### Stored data
────────

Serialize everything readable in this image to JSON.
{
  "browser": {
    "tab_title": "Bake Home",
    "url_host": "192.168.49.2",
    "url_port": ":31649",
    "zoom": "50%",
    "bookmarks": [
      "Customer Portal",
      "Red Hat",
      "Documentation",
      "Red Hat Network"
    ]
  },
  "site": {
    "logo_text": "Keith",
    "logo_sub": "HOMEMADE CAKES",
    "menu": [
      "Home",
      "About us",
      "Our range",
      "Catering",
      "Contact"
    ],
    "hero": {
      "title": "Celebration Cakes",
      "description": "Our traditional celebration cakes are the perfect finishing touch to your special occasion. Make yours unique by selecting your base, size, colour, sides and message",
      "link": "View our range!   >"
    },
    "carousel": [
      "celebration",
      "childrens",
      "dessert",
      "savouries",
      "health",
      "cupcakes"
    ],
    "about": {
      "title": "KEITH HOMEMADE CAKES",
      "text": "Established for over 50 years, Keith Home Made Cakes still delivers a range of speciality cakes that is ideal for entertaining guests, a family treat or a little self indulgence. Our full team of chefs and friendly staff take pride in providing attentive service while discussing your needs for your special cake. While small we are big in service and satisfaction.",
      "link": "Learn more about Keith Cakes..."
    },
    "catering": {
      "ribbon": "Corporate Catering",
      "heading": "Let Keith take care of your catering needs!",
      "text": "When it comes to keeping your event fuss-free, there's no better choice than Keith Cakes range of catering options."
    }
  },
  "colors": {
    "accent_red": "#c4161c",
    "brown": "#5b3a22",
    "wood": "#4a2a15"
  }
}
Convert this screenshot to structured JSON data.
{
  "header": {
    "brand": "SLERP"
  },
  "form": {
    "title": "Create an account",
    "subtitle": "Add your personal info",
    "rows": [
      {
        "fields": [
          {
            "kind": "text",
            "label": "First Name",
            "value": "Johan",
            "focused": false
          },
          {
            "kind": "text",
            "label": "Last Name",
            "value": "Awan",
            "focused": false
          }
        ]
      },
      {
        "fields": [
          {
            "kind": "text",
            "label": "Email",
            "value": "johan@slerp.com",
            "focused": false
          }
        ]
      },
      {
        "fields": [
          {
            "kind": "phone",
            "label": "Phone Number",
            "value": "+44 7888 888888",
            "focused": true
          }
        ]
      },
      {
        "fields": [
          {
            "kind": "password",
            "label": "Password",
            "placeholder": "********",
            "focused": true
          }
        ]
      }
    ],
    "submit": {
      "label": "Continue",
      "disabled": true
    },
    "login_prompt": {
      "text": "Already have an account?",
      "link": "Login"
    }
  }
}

────────

### Task goal
Repeat every entry exactly as written above.

### Final result
Serialize everything readable in this image to JSON.
{
  "browser": {
    "tab_title": "Bake Home",
    "url_host": "192.168.49.2",
    "url_port": ":31649",
    "zoom": "50%",
    "bookmarks": [
      "Customer Portal",
      "Red Hat",
      "Documentation",
      "Red Hat Network"
    ]
  },
  "site": {
    "logo_text": "Keith",
    "logo_sub": "HOMEMADE CAKES",
    "menu": [
      "Home",
      "About us",
      "Our range",
      "Catering",
      "Contact"
    ],
    "hero": {
      "title": "Celebration Cakes",
      "description": "Our traditional celebration cakes are the perfect finishing touch to your special occasion. Make yours unique by selecting your base, size, colour, sides and message",
      "link": "View our range!   >"
    },
    "carousel": [
      "celebration",
      "childrens",
      "dessert",
      "savouries",
      "health",
      "cupcakes"
    ],
    "about": {
      "title": "KEITH HOMEMADE CAKES",
      "text": "Established for over 50 years, Keith Home Made Cakes still delivers a range of speciality cakes that is ideal for entertaining guests, a family treat or a little self indulgence. Our full team of chefs and friendly staff take pride in providing attentive service while discussing your needs for your special cake. While small we are big in service and satisfaction.",
      "link": "Learn more about Keith Cakes..."
    },
    "catering": {
      "ribbon": "Corporate Catering",
      "heading": "Let Keith take care of your catering needs!",
      "text": "When it comes to keeping your event fuss-free, there's no better choice than Keith Cakes range of catering options."
    }
  },
  "colors": {
    "accent_red": "#c4161c",
    "brown": "#5b3a22",
    "wood": "#4a2a15"
  }
}
Convert this screenshot to structured JSON data.
{
  "header": {
    "brand": "SLERP"
  },
  "form": {
    "title": "Create an account",
    "subtitle": "Add your personal info",
    "rows": [
      {
        "fields": [
          {
            "kind": "text",
            "label": "First Name",
            "value": "Johan",
            "focused": false
          },
          {
            "kind": "text",
            "label": "Last Name",
            "value": "Awan",
            "focused": false
          }
        ]
      },
      {
        "fields": [
          {
            "kind": "text",
            "label": "Email",
            "value": "johan@slerp.com",
            "focused": false
          }
        ]
      },
      {
        "fields": [
          {
            "kind": "phone",
            "label": "Phone Number",
            "value": "+44 7888 888888",
            "focused": true
          }
        ]
      },
      {
        "fields": [
          {
            "kind": "password",
            "label": "Password",
            "placeholder": "********",
            "focused": true
          }
        ]
      }
    ],
    "submit": {
      "label": "Continue",
      "disabled": true
    },
    "login_prompt": {
      "text": "Already have an account?",
      "link": "Login"
    }
  }
}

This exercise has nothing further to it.